> _DATA TO USE_

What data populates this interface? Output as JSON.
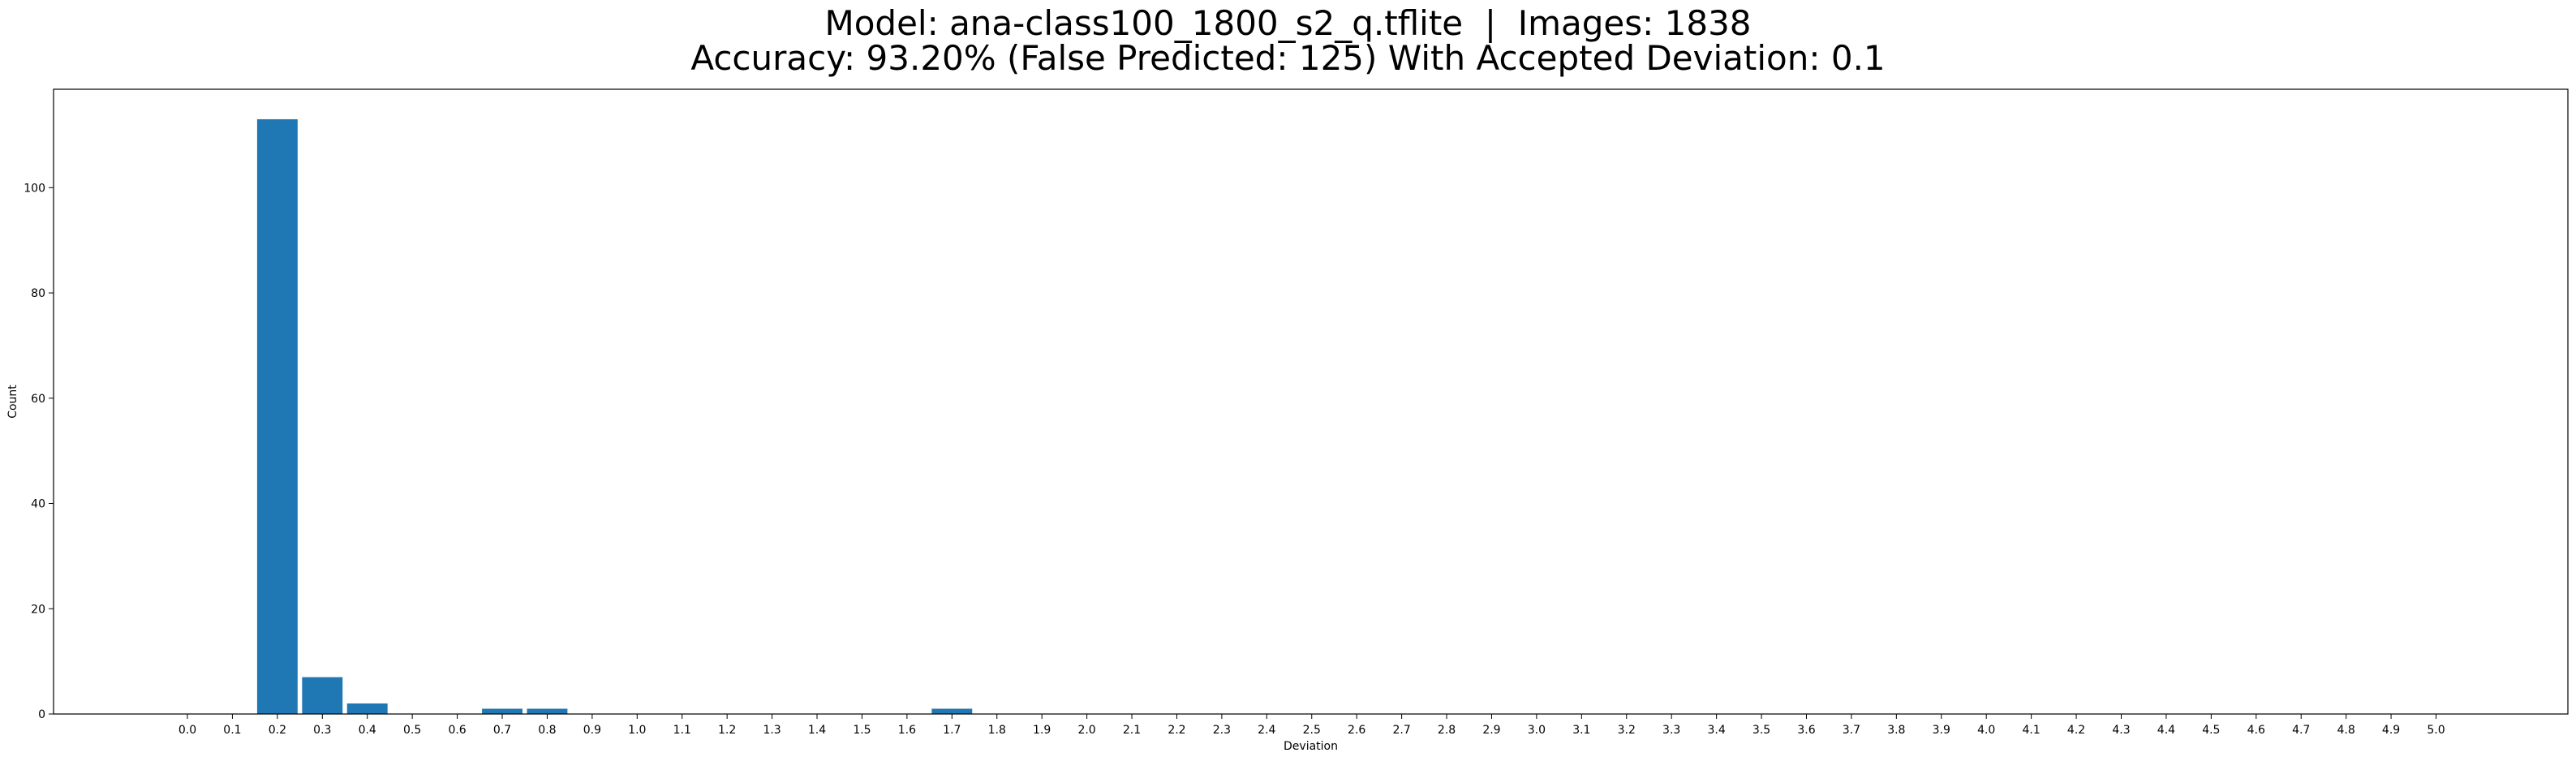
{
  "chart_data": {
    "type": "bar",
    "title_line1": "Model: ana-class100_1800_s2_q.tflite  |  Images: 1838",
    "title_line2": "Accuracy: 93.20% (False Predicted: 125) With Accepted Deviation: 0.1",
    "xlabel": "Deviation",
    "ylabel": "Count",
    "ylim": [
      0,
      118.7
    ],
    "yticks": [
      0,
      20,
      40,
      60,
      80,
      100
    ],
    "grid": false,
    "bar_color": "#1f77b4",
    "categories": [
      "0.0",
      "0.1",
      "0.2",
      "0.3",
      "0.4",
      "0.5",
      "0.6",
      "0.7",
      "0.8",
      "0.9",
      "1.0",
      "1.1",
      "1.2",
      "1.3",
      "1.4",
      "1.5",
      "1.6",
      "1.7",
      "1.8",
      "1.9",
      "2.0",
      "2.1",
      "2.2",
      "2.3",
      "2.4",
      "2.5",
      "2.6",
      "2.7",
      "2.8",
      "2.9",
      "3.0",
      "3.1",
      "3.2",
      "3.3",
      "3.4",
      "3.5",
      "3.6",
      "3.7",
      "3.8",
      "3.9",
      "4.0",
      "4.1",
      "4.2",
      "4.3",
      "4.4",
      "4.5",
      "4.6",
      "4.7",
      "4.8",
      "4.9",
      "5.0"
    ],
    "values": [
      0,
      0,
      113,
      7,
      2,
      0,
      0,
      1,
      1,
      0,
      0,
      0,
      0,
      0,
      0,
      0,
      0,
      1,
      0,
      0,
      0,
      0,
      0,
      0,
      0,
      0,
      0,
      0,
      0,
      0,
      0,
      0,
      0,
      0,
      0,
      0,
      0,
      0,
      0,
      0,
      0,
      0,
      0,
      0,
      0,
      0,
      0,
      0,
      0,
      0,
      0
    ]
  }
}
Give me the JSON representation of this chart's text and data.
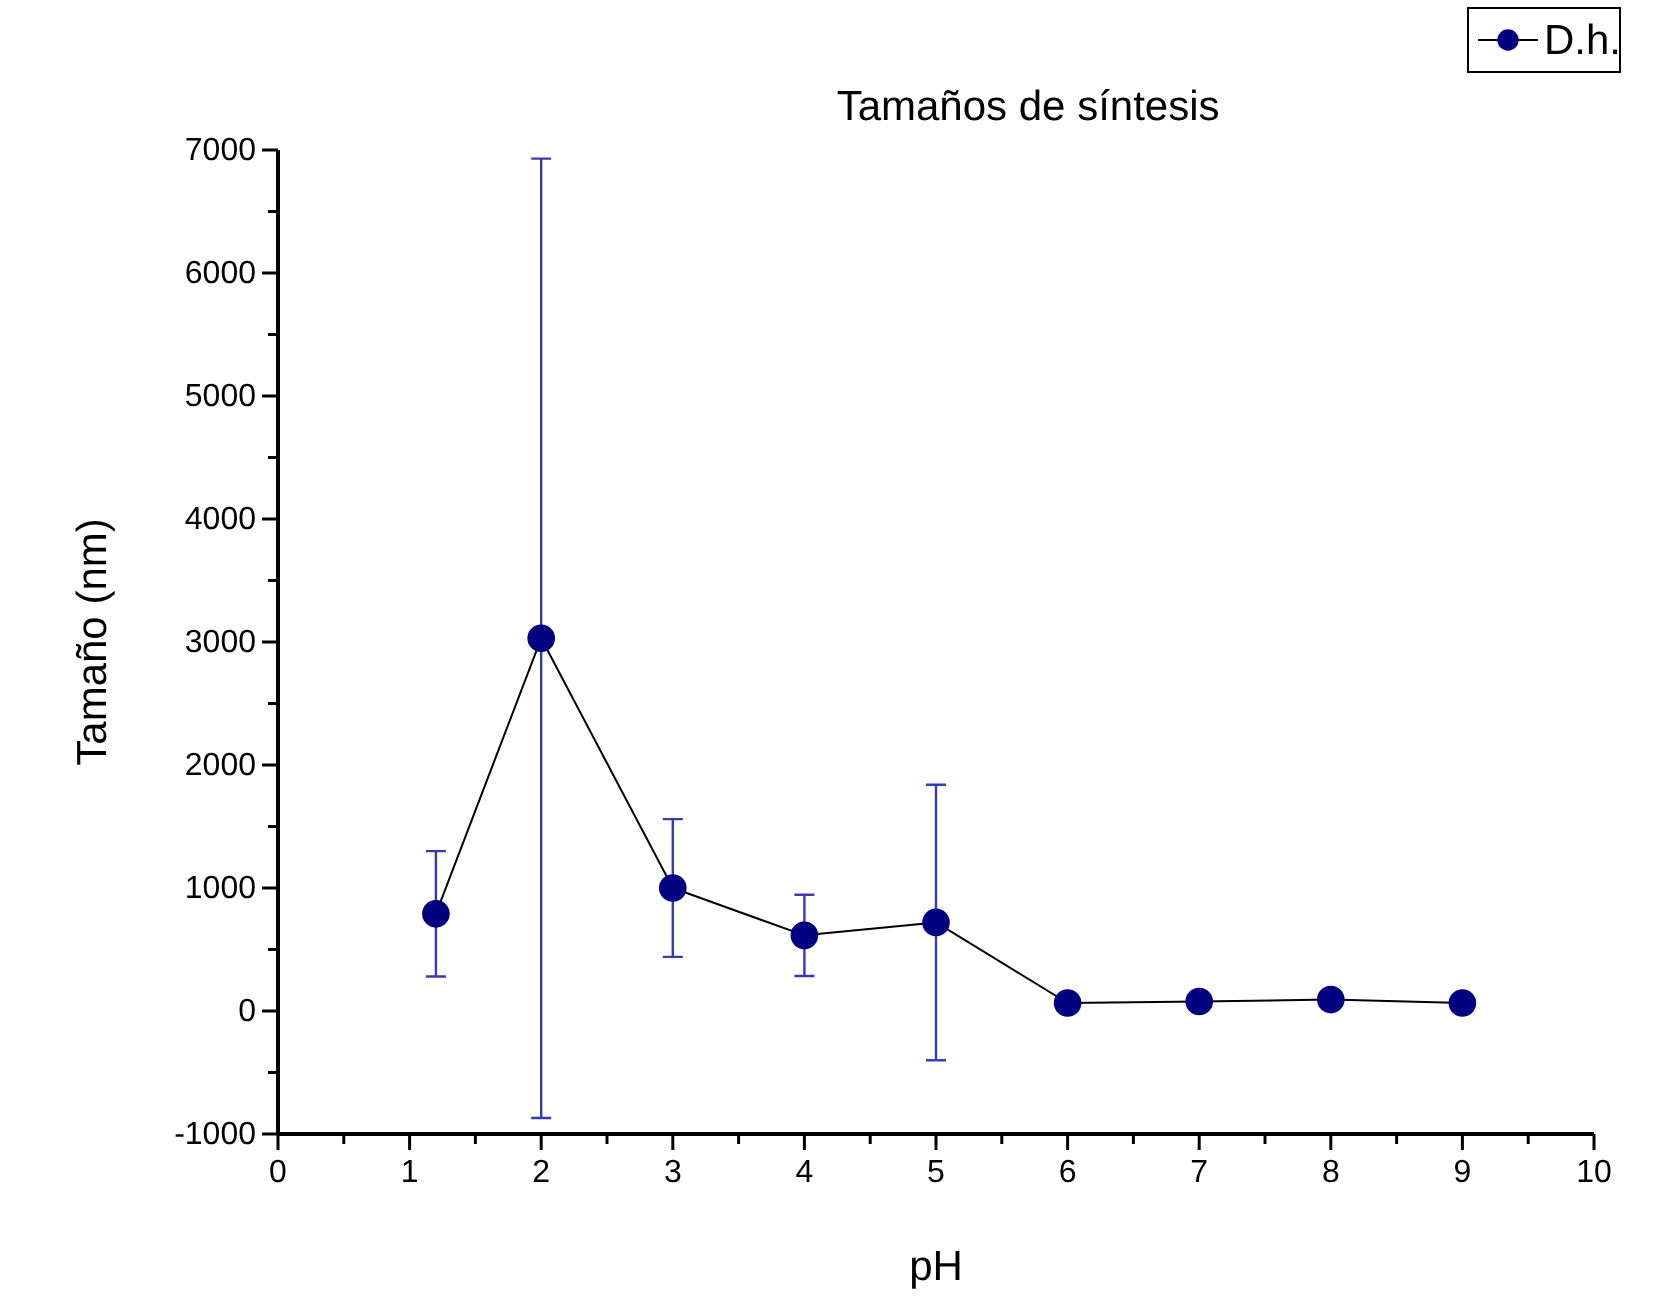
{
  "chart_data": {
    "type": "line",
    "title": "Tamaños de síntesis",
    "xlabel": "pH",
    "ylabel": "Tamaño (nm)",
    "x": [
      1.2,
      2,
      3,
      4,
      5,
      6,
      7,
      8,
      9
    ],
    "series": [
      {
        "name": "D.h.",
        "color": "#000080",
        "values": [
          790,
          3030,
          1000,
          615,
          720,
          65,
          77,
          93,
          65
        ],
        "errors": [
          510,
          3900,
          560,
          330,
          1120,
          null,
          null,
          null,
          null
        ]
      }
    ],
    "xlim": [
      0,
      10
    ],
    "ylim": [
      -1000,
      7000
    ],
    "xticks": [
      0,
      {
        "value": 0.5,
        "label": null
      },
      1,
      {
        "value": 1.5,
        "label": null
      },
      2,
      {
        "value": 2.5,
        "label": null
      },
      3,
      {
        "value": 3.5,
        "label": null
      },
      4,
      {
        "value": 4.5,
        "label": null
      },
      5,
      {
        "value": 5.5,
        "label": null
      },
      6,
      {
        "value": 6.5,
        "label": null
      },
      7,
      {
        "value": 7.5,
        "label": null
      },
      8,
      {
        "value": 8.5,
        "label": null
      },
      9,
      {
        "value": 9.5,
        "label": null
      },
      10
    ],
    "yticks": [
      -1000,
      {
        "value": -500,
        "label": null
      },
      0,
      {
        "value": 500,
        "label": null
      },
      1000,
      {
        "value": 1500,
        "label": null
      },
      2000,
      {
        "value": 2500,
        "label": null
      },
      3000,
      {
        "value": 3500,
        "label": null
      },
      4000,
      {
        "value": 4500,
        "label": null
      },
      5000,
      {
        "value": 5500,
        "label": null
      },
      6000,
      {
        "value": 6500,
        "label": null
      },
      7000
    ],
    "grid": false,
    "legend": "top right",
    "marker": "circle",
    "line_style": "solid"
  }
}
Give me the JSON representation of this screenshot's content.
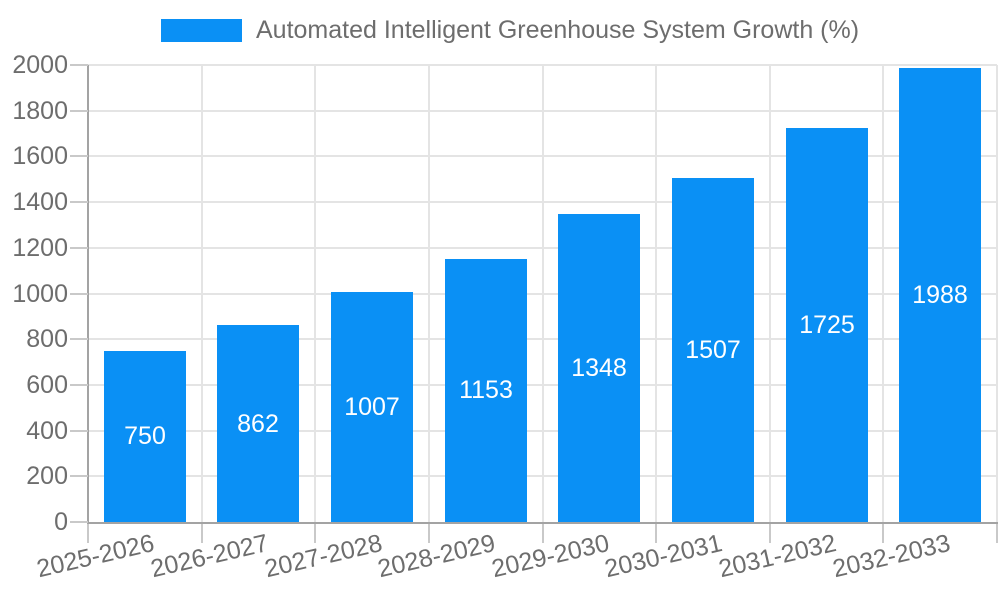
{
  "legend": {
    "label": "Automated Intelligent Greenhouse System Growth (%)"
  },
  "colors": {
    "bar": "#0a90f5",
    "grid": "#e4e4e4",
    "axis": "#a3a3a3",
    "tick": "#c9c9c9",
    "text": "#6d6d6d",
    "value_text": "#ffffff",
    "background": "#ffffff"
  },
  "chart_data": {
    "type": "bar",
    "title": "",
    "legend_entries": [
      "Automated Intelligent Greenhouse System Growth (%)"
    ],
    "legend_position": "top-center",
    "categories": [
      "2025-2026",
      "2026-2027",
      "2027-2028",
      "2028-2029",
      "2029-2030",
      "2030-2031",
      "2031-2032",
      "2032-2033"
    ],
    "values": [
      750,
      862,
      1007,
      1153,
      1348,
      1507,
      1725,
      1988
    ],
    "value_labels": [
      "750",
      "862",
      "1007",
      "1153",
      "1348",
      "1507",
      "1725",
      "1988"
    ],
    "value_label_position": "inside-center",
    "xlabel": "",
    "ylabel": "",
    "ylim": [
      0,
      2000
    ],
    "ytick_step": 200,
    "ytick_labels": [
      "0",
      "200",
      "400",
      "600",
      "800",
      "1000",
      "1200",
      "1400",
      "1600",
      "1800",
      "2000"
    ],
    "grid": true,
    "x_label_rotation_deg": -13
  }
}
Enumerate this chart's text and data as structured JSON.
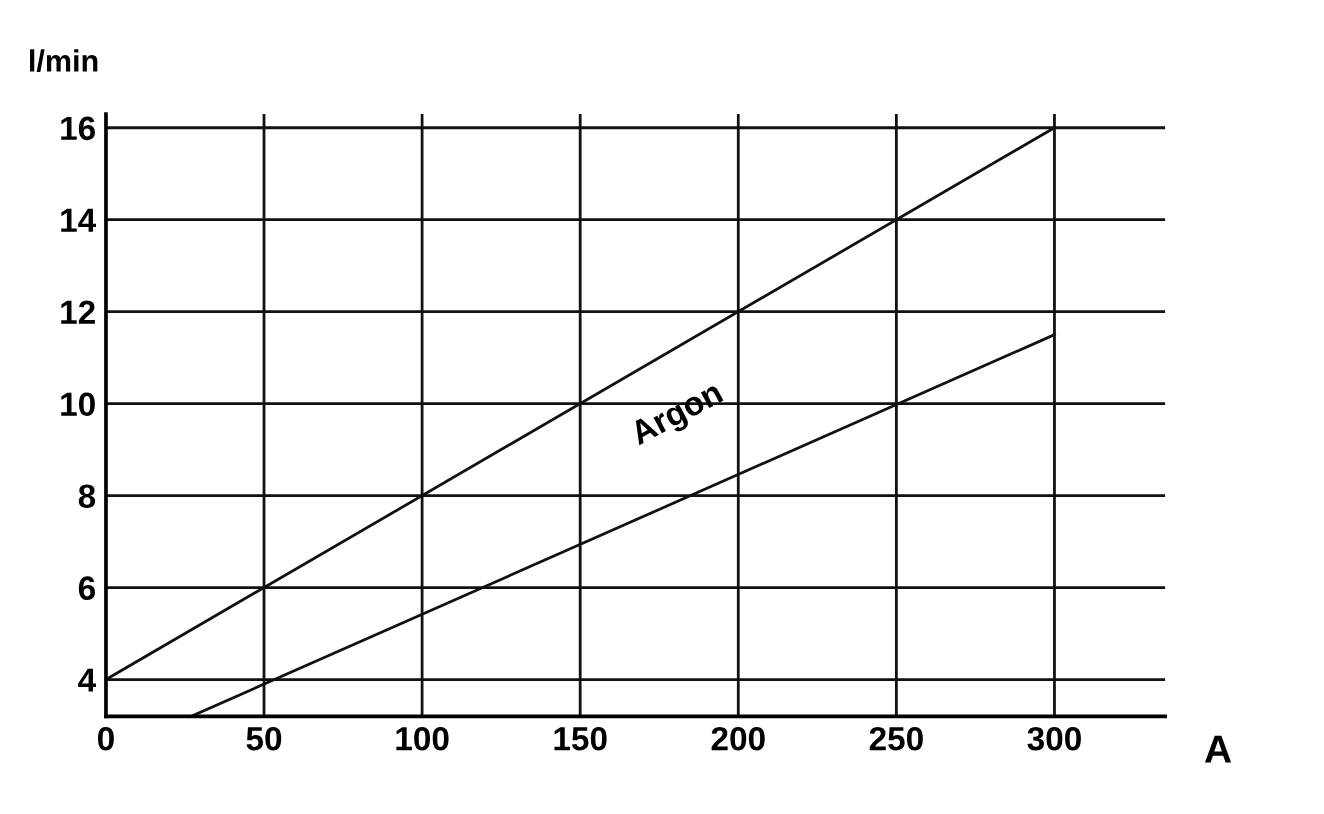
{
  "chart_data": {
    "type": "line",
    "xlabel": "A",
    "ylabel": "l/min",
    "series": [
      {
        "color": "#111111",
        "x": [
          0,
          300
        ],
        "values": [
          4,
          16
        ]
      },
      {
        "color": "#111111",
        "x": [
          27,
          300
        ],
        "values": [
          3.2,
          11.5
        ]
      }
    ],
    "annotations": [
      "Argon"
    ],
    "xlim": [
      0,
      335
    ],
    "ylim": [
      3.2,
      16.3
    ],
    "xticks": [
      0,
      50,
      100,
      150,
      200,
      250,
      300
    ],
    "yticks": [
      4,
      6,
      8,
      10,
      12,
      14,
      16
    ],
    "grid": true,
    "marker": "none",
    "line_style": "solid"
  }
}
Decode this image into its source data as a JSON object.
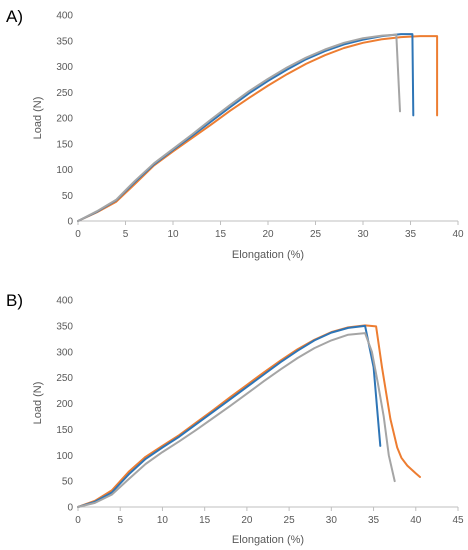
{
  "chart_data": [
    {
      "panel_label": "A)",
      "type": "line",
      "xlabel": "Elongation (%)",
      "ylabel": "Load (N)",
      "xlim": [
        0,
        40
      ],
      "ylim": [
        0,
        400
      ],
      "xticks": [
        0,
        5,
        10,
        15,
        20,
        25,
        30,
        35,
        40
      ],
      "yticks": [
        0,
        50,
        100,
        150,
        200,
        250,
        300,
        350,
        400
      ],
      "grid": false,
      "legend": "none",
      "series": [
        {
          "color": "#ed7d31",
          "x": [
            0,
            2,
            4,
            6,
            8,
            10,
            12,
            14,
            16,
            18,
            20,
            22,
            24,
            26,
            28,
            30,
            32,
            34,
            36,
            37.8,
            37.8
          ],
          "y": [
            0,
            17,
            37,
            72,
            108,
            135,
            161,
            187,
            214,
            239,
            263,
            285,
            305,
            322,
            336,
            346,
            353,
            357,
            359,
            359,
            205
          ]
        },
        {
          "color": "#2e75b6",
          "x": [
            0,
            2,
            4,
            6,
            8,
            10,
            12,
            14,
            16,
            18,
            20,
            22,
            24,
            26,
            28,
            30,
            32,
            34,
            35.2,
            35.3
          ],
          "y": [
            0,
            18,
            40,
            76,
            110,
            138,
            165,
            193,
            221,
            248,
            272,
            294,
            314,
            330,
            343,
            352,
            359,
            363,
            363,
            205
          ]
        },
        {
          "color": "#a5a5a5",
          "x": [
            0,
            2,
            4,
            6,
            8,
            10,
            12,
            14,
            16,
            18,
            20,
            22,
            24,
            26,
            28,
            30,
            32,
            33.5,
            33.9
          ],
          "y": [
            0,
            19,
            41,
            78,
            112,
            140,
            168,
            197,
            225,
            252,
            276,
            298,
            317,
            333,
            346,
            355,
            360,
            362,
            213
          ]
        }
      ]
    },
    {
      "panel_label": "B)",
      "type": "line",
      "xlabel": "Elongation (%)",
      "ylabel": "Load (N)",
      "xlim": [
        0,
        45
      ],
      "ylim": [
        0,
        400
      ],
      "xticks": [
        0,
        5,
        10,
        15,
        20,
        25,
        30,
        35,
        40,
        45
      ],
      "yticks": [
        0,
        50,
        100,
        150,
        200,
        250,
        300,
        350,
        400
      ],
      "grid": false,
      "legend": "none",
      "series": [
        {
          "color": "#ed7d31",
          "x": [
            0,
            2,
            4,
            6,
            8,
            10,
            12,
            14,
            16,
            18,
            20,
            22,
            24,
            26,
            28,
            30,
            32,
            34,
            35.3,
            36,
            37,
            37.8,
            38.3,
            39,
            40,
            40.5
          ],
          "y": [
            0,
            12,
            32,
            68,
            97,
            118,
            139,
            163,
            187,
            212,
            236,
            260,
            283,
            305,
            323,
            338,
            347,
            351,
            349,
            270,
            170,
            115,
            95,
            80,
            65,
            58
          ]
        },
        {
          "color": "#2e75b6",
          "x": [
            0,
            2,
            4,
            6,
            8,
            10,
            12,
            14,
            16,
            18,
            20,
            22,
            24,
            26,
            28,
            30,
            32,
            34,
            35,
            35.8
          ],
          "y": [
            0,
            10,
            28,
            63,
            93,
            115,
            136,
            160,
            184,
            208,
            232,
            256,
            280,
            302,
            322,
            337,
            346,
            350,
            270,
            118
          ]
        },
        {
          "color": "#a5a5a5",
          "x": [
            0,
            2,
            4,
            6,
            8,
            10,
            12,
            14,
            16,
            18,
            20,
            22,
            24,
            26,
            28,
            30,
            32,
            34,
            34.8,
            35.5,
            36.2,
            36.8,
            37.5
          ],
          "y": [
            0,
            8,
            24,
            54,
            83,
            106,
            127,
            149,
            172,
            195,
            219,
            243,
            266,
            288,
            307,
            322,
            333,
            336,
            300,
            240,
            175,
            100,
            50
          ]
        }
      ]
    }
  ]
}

> _AIM OF THE TASK_
Copy, from the material above, each line in which the string "Growth" occurs.

> _SOLUTION FOR THIS EXERCISE_
    "label": "Automated Intelligent Greenhouse System Growth (%)"
      "Automated Intelligent Greenhouse System Growth (%)"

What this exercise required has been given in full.